REQUIREMENT
Transcribe all the entries word for word, skipping the pictures.
*** PROVIDED ENTRIES
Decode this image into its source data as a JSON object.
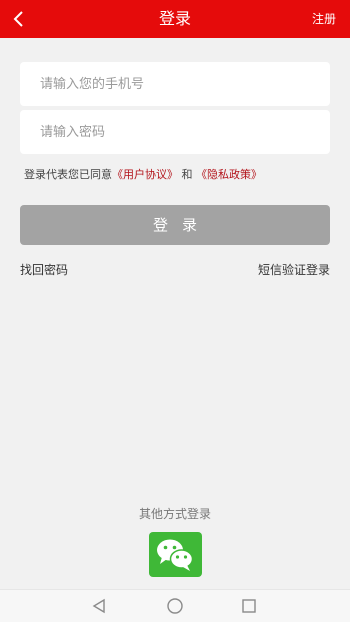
{
  "header": {
    "title": "登录",
    "register_label": "注册",
    "bg_color": "#e50b0b"
  },
  "form": {
    "phone_placeholder": "请输入您的手机号",
    "phone_value": "",
    "password_placeholder": "请输入密码",
    "password_value": ""
  },
  "agreement": {
    "prefix": "登录代表您已同意",
    "user_agreement": "《用户协议》",
    "conjunction": "和",
    "privacy_policy": "《隐私政策》"
  },
  "login_button_label": "登录",
  "links": {
    "forgot_password": "找回密码",
    "sms_login": "短信验证登录"
  },
  "other_login": {
    "label": "其他方式登录",
    "provider_icon": "wechat-icon"
  },
  "system_nav": {
    "icons": [
      "back-triangle-icon",
      "home-circle-icon",
      "recents-square-icon"
    ]
  }
}
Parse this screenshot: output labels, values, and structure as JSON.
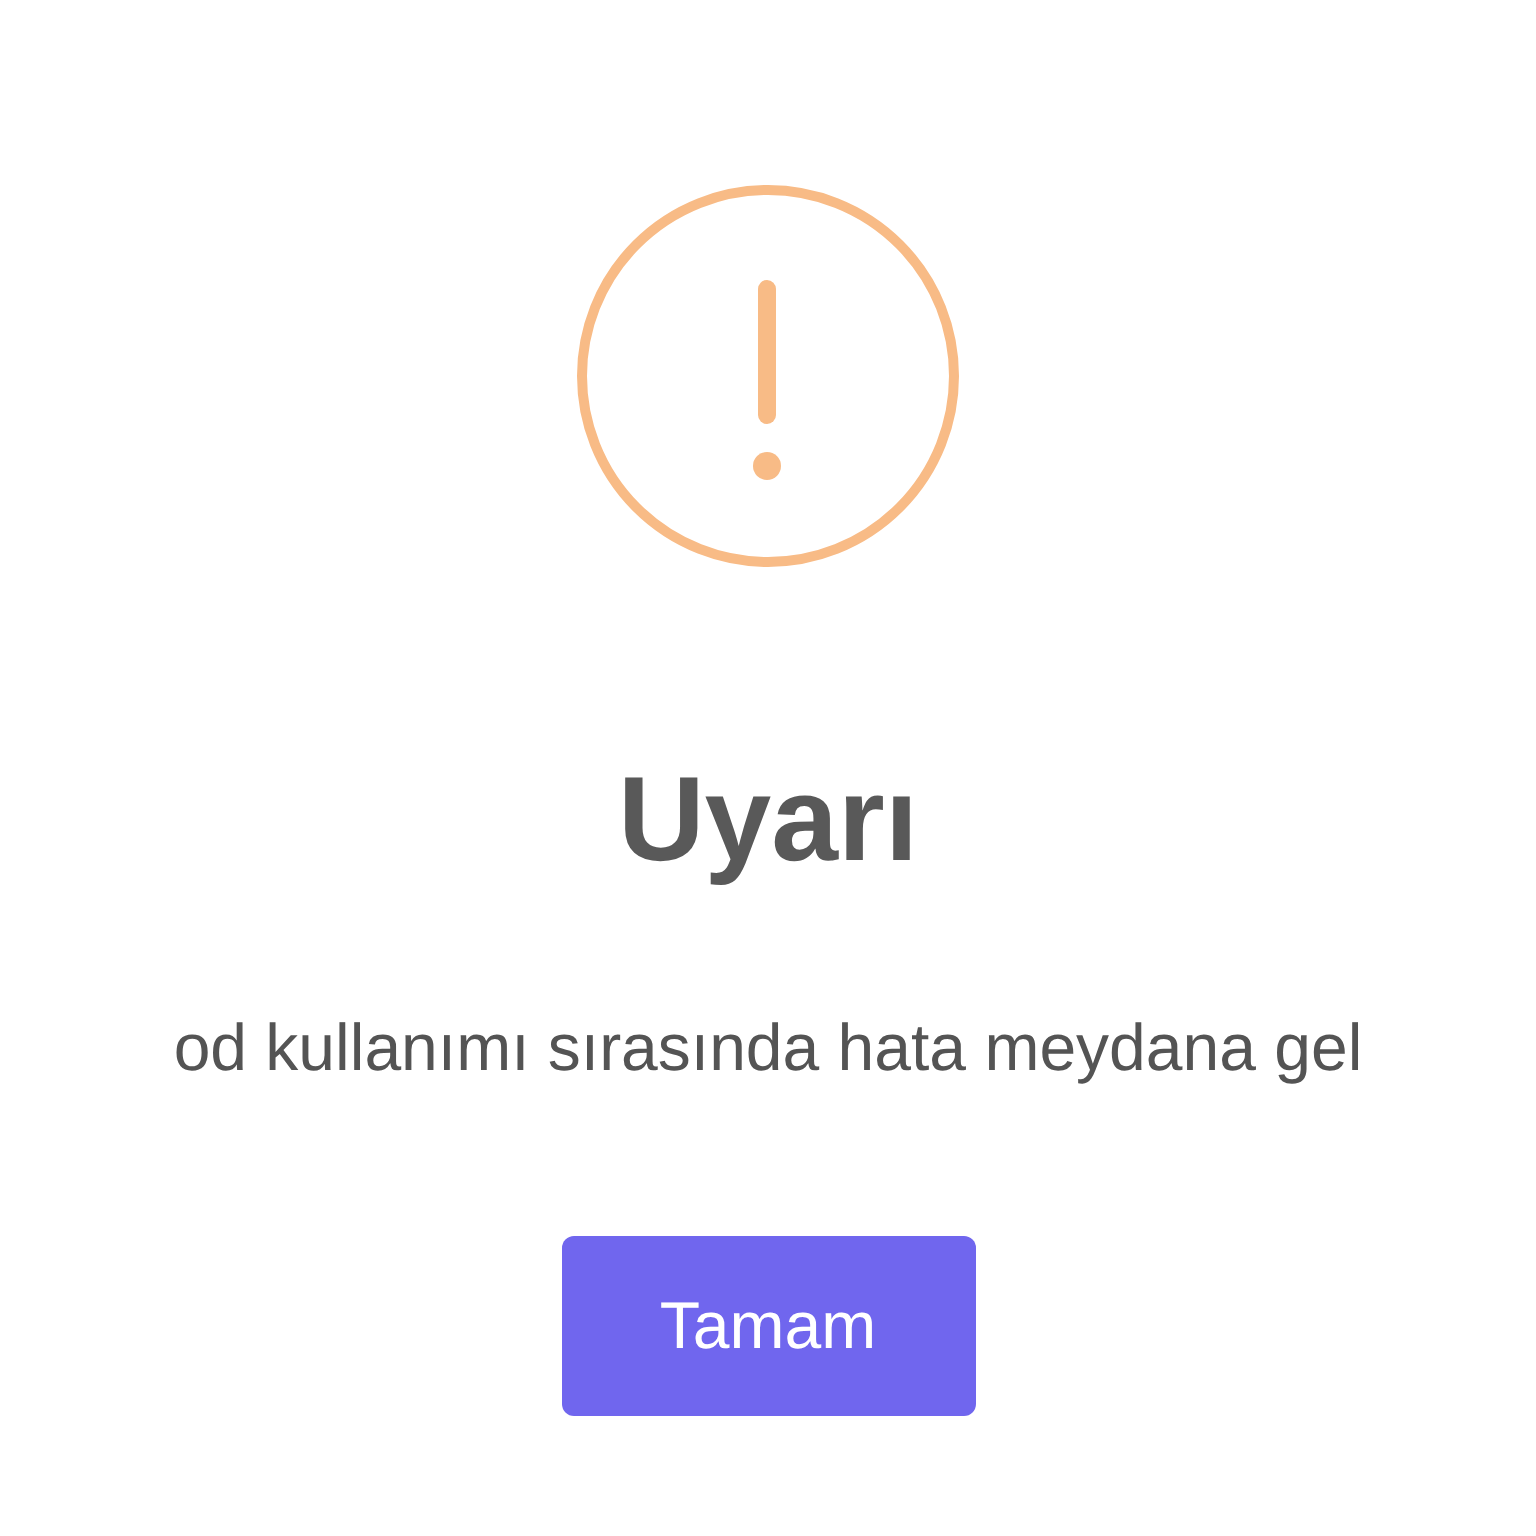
{
  "dialog": {
    "title": "Uyarı",
    "message": "od kullanımı sırasında hata meydana gel",
    "buttons": [
      {
        "label": "Tamam"
      }
    ]
  }
}
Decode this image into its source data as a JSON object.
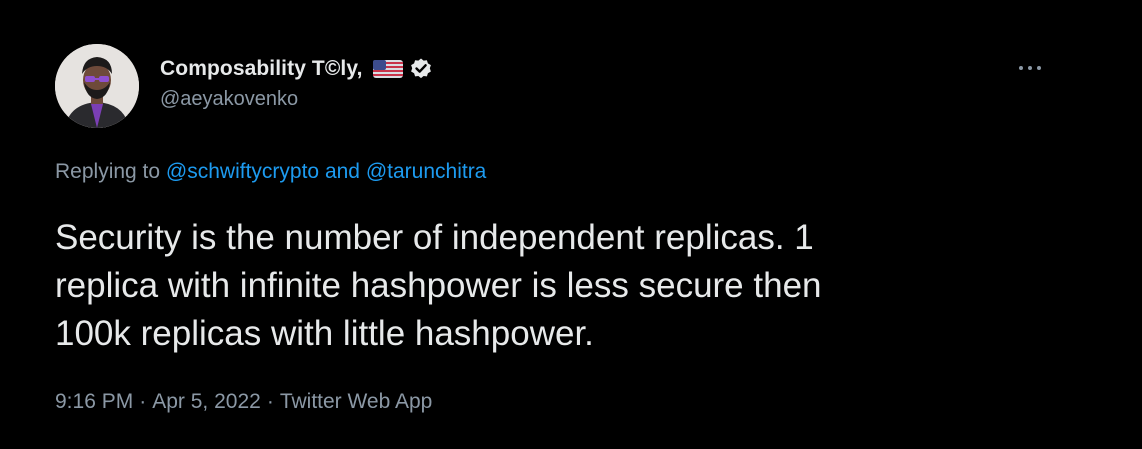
{
  "user": {
    "display_name": "Composability T©ly,",
    "handle": "@aeyakovenko",
    "flag_icon": "us-flag-icon",
    "verified_icon": "verified-badge-icon"
  },
  "menu": {
    "more_icon": "more-horizontal-icon",
    "more_label": "···"
  },
  "reply": {
    "prefix": "Replying to",
    "mention_1": "@schwiftycrypto",
    "joiner": "and",
    "mention_2": "@tarunchitra"
  },
  "tweet": {
    "text_line_1": "Security is the number of independent replicas. 1",
    "text_line_2": "replica with infinite hashpower is less secure then",
    "text_line_3": "100k replicas with little hashpower."
  },
  "meta": {
    "time": "9:16 PM",
    "date": "Apr 5, 2022",
    "source": "Twitter Web App",
    "separator": "·"
  },
  "colors": {
    "background": "#000000",
    "text_primary": "#e7e9ea",
    "text_secondary": "#8b98a5",
    "link": "#1d9bf0"
  }
}
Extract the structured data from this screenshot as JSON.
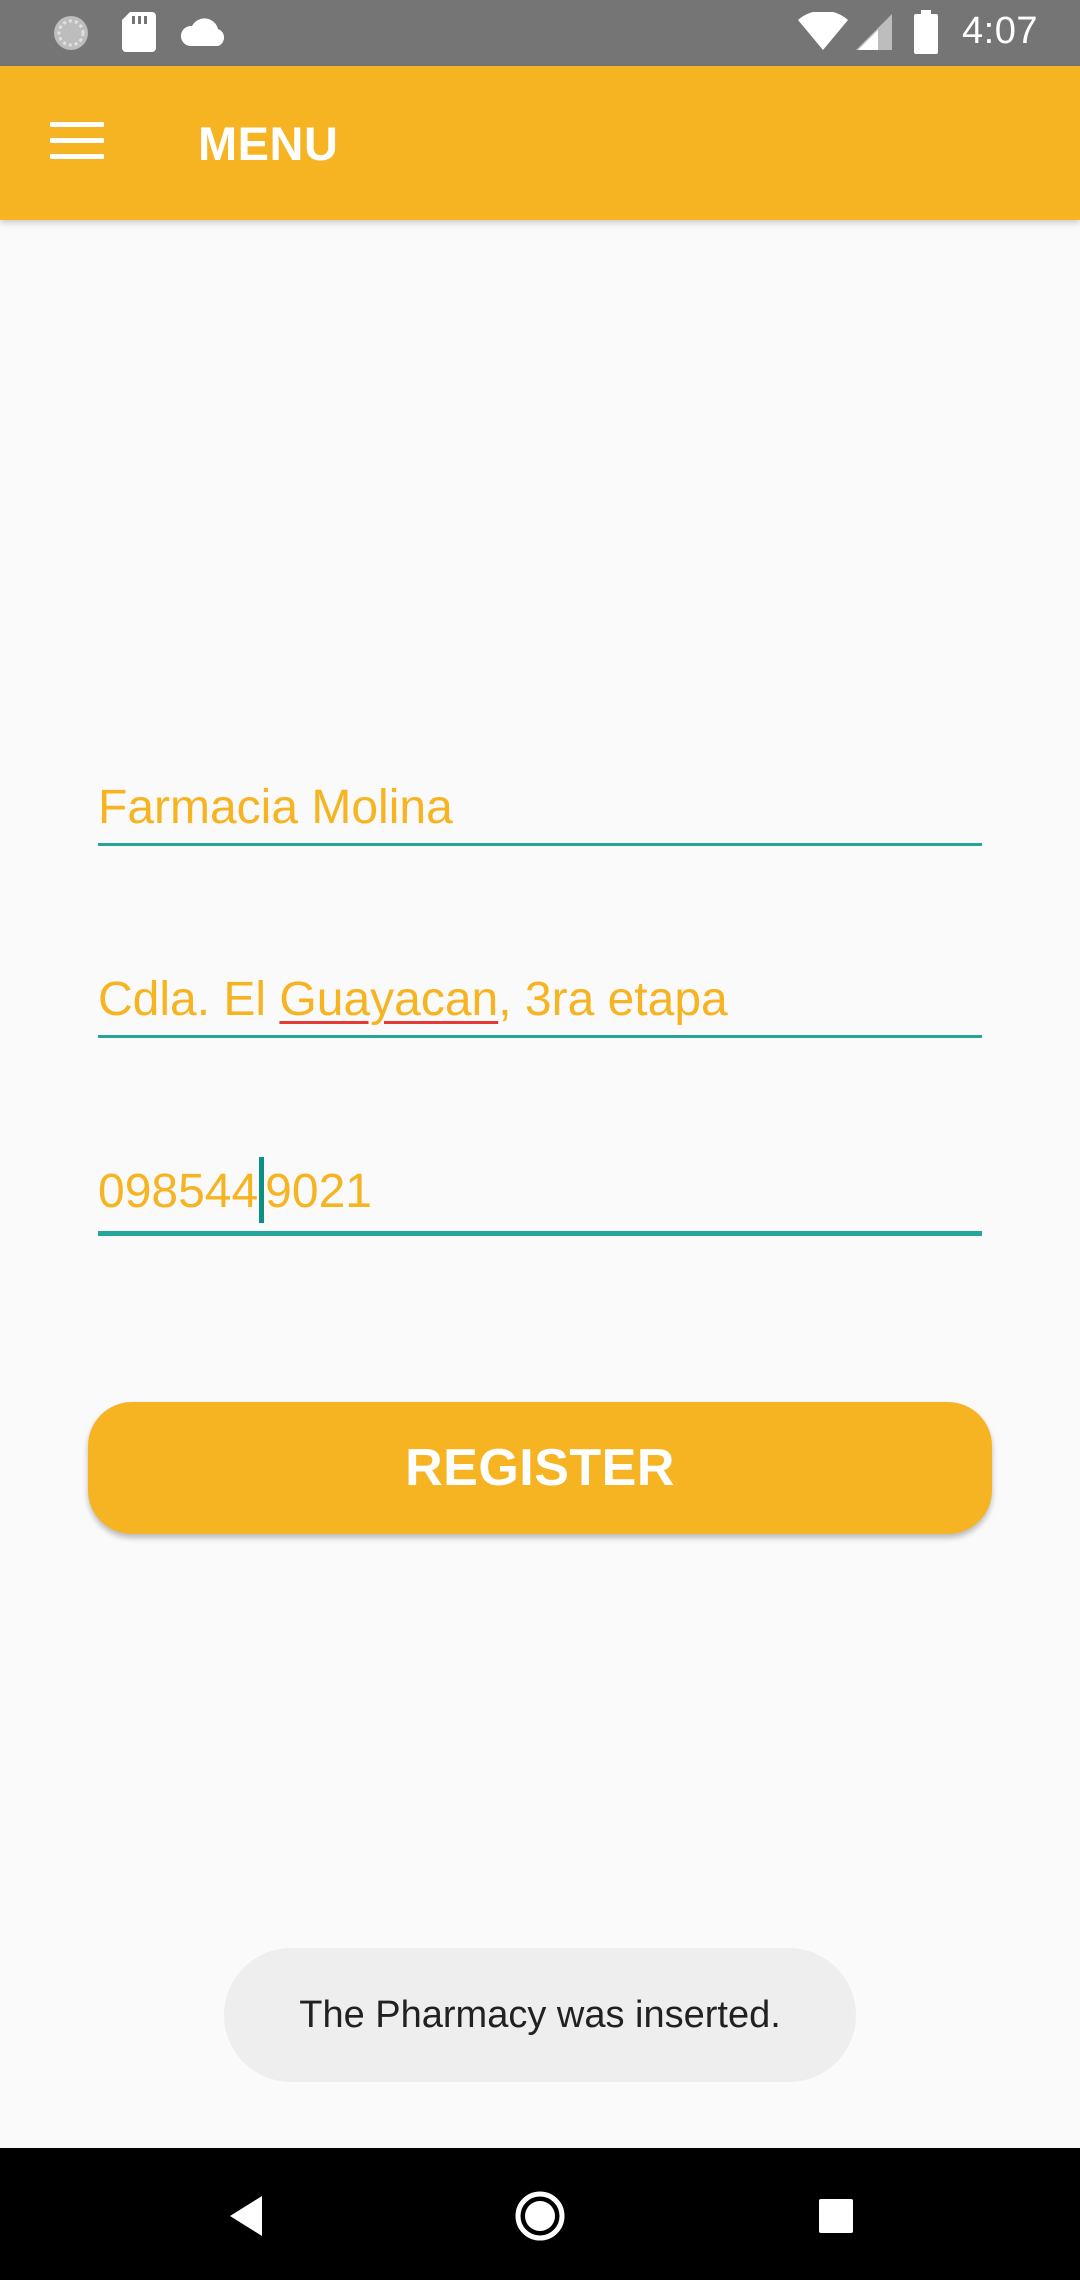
{
  "status_bar": {
    "time": "4:07",
    "icons": [
      "sync-icon",
      "sd-card-icon",
      "cloud-icon",
      "wifi-icon",
      "cell-signal-icon",
      "battery-icon"
    ]
  },
  "app_bar": {
    "title": "MENU",
    "menu_icon": "hamburger-menu-icon",
    "color": "#f7b422"
  },
  "form": {
    "name": "Farmacia Molina",
    "address_parts": [
      "Cdla. El ",
      "Guayacan",
      ", 3ra etapa"
    ],
    "phone_before_cursor": "098544",
    "phone_after_cursor": "9021",
    "field_text_color": "#f7b422",
    "underline_color": "#26a69a"
  },
  "register_button": {
    "label": "REGISTER"
  },
  "toast": {
    "message": "The Pharmacy was inserted."
  },
  "nav_bar": {
    "icons": [
      "back-icon",
      "home-icon",
      "recents-icon"
    ]
  }
}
******
RESULT BELOW
Decode this image into its source data as a JSON object.
{
  "header": {
    "title": "登录",
    "register_label": "注册",
    "bg_color": "#e50b0b"
  },
  "form": {
    "phone_placeholder": "请输入您的手机号",
    "phone_value": "",
    "password_placeholder": "请输入密码",
    "password_value": ""
  },
  "agreement": {
    "prefix": "登录代表您已同意",
    "user_agreement": "《用户协议》",
    "conjunction": "和",
    "privacy_policy": "《隐私政策》"
  },
  "login_button_label": "登录",
  "links": {
    "forgot_password": "找回密码",
    "sms_login": "短信验证登录"
  },
  "other_login": {
    "label": "其他方式登录",
    "provider_icon": "wechat-icon"
  },
  "system_nav": {
    "icons": [
      "back-triangle-icon",
      "home-circle-icon",
      "recents-square-icon"
    ]
  }
}
Parse this screenshot: output labels, values, and structure as JSON.
{
  "dialog": {
    "title": "Uyarı",
    "message": "od kullanımı sırasında hata meydana gel",
    "buttons": [
      {
        "label": "Tamam"
      }
    ]
  }
}
Decode this image into its source data as a JSON object.
{
  "user": {
    "display_name": "Composability T©ly,",
    "handle": "@aeyakovenko",
    "flag_icon": "us-flag-icon",
    "verified_icon": "verified-badge-icon"
  },
  "menu": {
    "more_icon": "more-horizontal-icon",
    "more_label": "···"
  },
  "reply": {
    "prefix": "Replying to",
    "mention_1": "@schwiftycrypto",
    "joiner": "and",
    "mention_2": "@tarunchitra"
  },
  "tweet": {
    "text_line_1": "Security is the number of independent replicas. 1",
    "text_line_2": "replica with infinite hashpower is less secure then",
    "text_line_3": "100k replicas with little hashpower."
  },
  "meta": {
    "time": "9:16 PM",
    "date": "Apr 5, 2022",
    "source": "Twitter Web App",
    "separator": "·"
  },
  "colors": {
    "background": "#000000",
    "text_primary": "#e7e9ea",
    "text_secondary": "#8b98a5",
    "link": "#1d9bf0"
  }
}
Extract the structured data from this screenshot as JSON.
{
  "status_bar": {
    "time": "4:07",
    "icons": [
      "sync-icon",
      "sd-card-icon",
      "cloud-icon",
      "wifi-icon",
      "cell-signal-icon",
      "battery-icon"
    ]
  },
  "app_bar": {
    "title": "MENU",
    "menu_icon": "hamburger-menu-icon",
    "color": "#f7b422"
  },
  "form": {
    "name": "Farmacia Molina",
    "address_parts": [
      "Cdla. El ",
      "Guayacan",
      ", 3ra etapa"
    ],
    "phone_before_cursor": "098544",
    "phone_after_cursor": "9021",
    "field_text_color": "#f7b422",
    "underline_color": "#26a69a"
  },
  "register_button": {
    "label": "REGISTER"
  },
  "toast": {
    "message": "The Pharmacy was inserted."
  },
  "nav_bar": {
    "icons": [
      "back-icon",
      "home-icon",
      "recents-icon"
    ]
  }
}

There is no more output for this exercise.